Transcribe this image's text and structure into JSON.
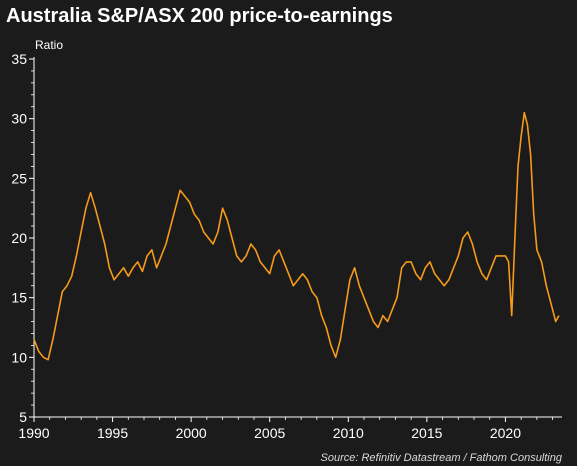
{
  "chart_data": {
    "type": "line",
    "title": "Australia S&P/ASX 200 price-to-earnings",
    "ylabel": "Ratio",
    "xlabel": "",
    "source": "Source: Refinitiv Datastream / Fathom Consulting",
    "xlim": [
      1990,
      2023.6
    ],
    "ylim": [
      5,
      35
    ],
    "x_ticks": [
      1990,
      1995,
      2000,
      2005,
      2010,
      2015,
      2020
    ],
    "y_ticks": [
      5,
      10,
      15,
      20,
      25,
      30,
      35
    ],
    "grid": false,
    "line_color": "#f59a1a",
    "series": [
      {
        "x": [
          1990.0,
          1990.3,
          1990.6,
          1990.9,
          1991.2,
          1991.5,
          1991.8,
          1992.1,
          1992.4,
          1992.7,
          1993.0,
          1993.3,
          1993.6,
          1993.9,
          1994.2,
          1994.5,
          1994.8,
          1995.1,
          1995.4,
          1995.7,
          1996.0,
          1996.3,
          1996.6,
          1996.9,
          1997.2,
          1997.5,
          1997.8,
          1998.1,
          1998.4,
          1998.7,
          1999.0,
          1999.3,
          1999.6,
          1999.9,
          2000.2,
          2000.5,
          2000.8,
          2001.1,
          2001.4,
          2001.7,
          2002.0,
          2002.3,
          2002.6,
          2002.9,
          2003.2,
          2003.5,
          2003.8,
          2004.1,
          2004.4,
          2004.7,
          2005.0,
          2005.3,
          2005.6,
          2005.9,
          2006.2,
          2006.5,
          2006.8,
          2007.1,
          2007.4,
          2007.7,
          2008.0,
          2008.3,
          2008.6,
          2008.9,
          2009.2,
          2009.5,
          2009.8,
          2010.1,
          2010.4,
          2010.7,
          2011.0,
          2011.3,
          2011.6,
          2011.9,
          2012.2,
          2012.5,
          2012.8,
          2013.1,
          2013.4,
          2013.7,
          2014.0,
          2014.3,
          2014.6,
          2014.9,
          2015.2,
          2015.5,
          2015.8,
          2016.1,
          2016.4,
          2016.7,
          2017.0,
          2017.3,
          2017.6,
          2017.9,
          2018.2,
          2018.5,
          2018.8,
          2019.1,
          2019.4,
          2019.7,
          2020.0,
          2020.2,
          2020.4,
          2020.6,
          2020.8,
          2021.0,
          2021.2,
          2021.4,
          2021.6,
          2021.8,
          2022.0,
          2022.3,
          2022.6,
          2022.9,
          2023.2,
          2023.4
        ],
        "values": [
          11.5,
          10.5,
          10.0,
          9.8,
          11.5,
          13.5,
          15.5,
          16.0,
          16.8,
          18.5,
          20.5,
          22.5,
          23.8,
          22.5,
          21.0,
          19.5,
          17.5,
          16.5,
          17.0,
          17.5,
          16.8,
          17.5,
          18.0,
          17.2,
          18.5,
          19.0,
          17.5,
          18.5,
          19.5,
          21.0,
          22.5,
          24.0,
          23.5,
          23.0,
          22.0,
          21.5,
          20.5,
          20.0,
          19.5,
          20.5,
          22.5,
          21.5,
          20.0,
          18.5,
          18.0,
          18.5,
          19.5,
          19.0,
          18.0,
          17.5,
          17.0,
          18.5,
          19.0,
          18.0,
          17.0,
          16.0,
          16.5,
          17.0,
          16.5,
          15.5,
          15.0,
          13.5,
          12.5,
          11.0,
          10.0,
          11.5,
          14.0,
          16.5,
          17.5,
          16.0,
          15.0,
          14.0,
          13.0,
          12.5,
          13.5,
          13.0,
          14.0,
          15.0,
          17.5,
          18.0,
          18.0,
          17.0,
          16.5,
          17.5,
          18.0,
          17.0,
          16.5,
          16.0,
          16.5,
          17.5,
          18.5,
          20.0,
          20.5,
          19.5,
          18.0,
          17.0,
          16.5,
          17.5,
          18.5,
          18.5,
          18.5,
          18.0,
          13.5,
          20.0,
          26.0,
          28.5,
          30.5,
          29.5,
          27.0,
          22.0,
          19.0,
          18.0,
          16.0,
          14.5,
          13.0,
          13.5
        ]
      }
    ]
  }
}
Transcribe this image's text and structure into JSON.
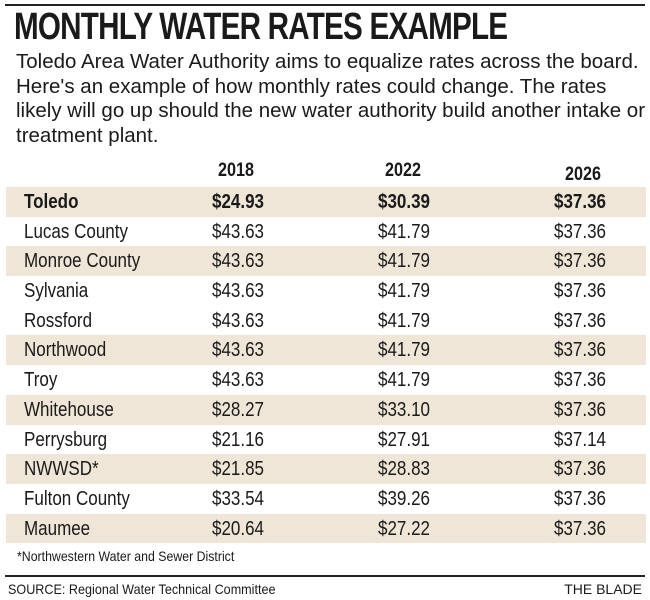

........

> **What is expected**:
Omit the pictures. Transcribe every record exactly.

> **Complete answer**:
Transcribe this image's text and structure into JSON.
{
  "chart_data": {
    "type": "line",
    "title": "Australia S&P/ASX 200 price-to-earnings",
    "ylabel": "Ratio",
    "xlabel": "",
    "source": "Source: Refinitiv Datastream / Fathom Consulting",
    "xlim": [
      1990,
      2023.6
    ],
    "ylim": [
      5,
      35
    ],
    "x_ticks": [
      1990,
      1995,
      2000,
      2005,
      2010,
      2015,
      2020
    ],
    "y_ticks": [
      5,
      10,
      15,
      20,
      25,
      30,
      35
    ],
    "grid": false,
    "line_color": "#f59a1a",
    "series": [
      {
        "x": [
          1990.0,
          1990.3,
          1990.6,
          1990.9,
          1991.2,
          1991.5,
          1991.8,
          1992.1,
          1992.4,
          1992.7,
          1993.0,
          1993.3,
          1993.6,
          1993.9,
          1994.2,
          1994.5,
          1994.8,
          1995.1,
          1995.4,
          1995.7,
          1996.0,
          1996.3,
          1996.6,
          1996.9,
          1997.2,
          1997.5,
          1997.8,
          1998.1,
          1998.4,
          1998.7,
          1999.0,
          1999.3,
          1999.6,
          1999.9,
          2000.2,
          2000.5,
          2000.8,
          2001.1,
          2001.4,
          2001.7,
          2002.0,
          2002.3,
          2002.6,
          2002.9,
          2003.2,
          2003.5,
          2003.8,
          2004.1,
          2004.4,
          2004.7,
          2005.0,
          2005.3,
          2005.6,
          2005.9,
          2006.2,
          2006.5,
          2006.8,
          2007.1,
          2007.4,
          2007.7,
          2008.0,
          2008.3,
          2008.6,
          2008.9,
          2009.2,
          2009.5,
          2009.8,
          2010.1,
          2010.4,
          2010.7,
          2011.0,
          2011.3,
          2011.6,
          2011.9,
          2012.2,
          2012.5,
          2012.8,
          2013.1,
          2013.4,
          2013.7,
          2014.0,
          2014.3,
          2014.6,
          2014.9,
          2015.2,
          2015.5,
          2015.8,
          2016.1,
          2016.4,
          2016.7,
          2017.0,
          2017.3,
          2017.6,
          2017.9,
          2018.2,
          2018.5,
          2018.8,
          2019.1,
          2019.4,
          2019.7,
          2020.0,
          2020.2,
          2020.4,
          2020.6,
          2020.8,
          2021.0,
          2021.2,
          2021.4,
          2021.6,
          2021.8,
          2022.0,
          2022.3,
          2022.6,
          2022.9,
          2023.2,
          2023.4
        ],
        "values": [
          11.5,
          10.5,
          10.0,
          9.8,
          11.5,
          13.5,
          15.5,
          16.0,
          16.8,
          18.5,
          20.5,
          22.5,
          23.8,
          22.5,
          21.0,
          19.5,
          17.5,
          16.5,
          17.0,
          17.5,
          16.8,
          17.5,
          18.0,
          17.2,
          18.5,
          19.0,
          17.5,
          18.5,
          19.5,
          21.0,
          22.5,
          24.0,
          23.5,
          23.0,
          22.0,
          21.5,
          20.5,
          20.0,
          19.5,
          20.5,
          22.5,
          21.5,
          20.0,
          18.5,
          18.0,
          18.5,
          19.5,
          19.0,
          18.0,
          17.5,
          17.0,
          18.5,
          19.0,
          18.0,
          17.0,
          16.0,
          16.5,
          17.0,
          16.5,
          15.5,
          15.0,
          13.5,
          12.5,
          11.0,
          10.0,
          11.5,
          14.0,
          16.5,
          17.5,
          16.0,
          15.0,
          14.0,
          13.0,
          12.5,
          13.5,
          13.0,
          14.0,
          15.0,
          17.5,
          18.0,
          18.0,
          17.0,
          16.5,
          17.5,
          18.0,
          17.0,
          16.5,
          16.0,
          16.5,
          17.5,
          18.5,
          20.0,
          20.5,
          19.5,
          18.0,
          17.0,
          16.5,
          17.5,
          18.5,
          18.5,
          18.5,
          18.0,
          13.5,
          20.0,
          26.0,
          28.5,
          30.5,
          29.5,
          27.0,
          22.0,
          19.0,
          18.0,
          16.0,
          14.5,
          13.0,
          13.5
        ]
      }
    ]
  }
}
Transcribe this image's text and structure into JSON.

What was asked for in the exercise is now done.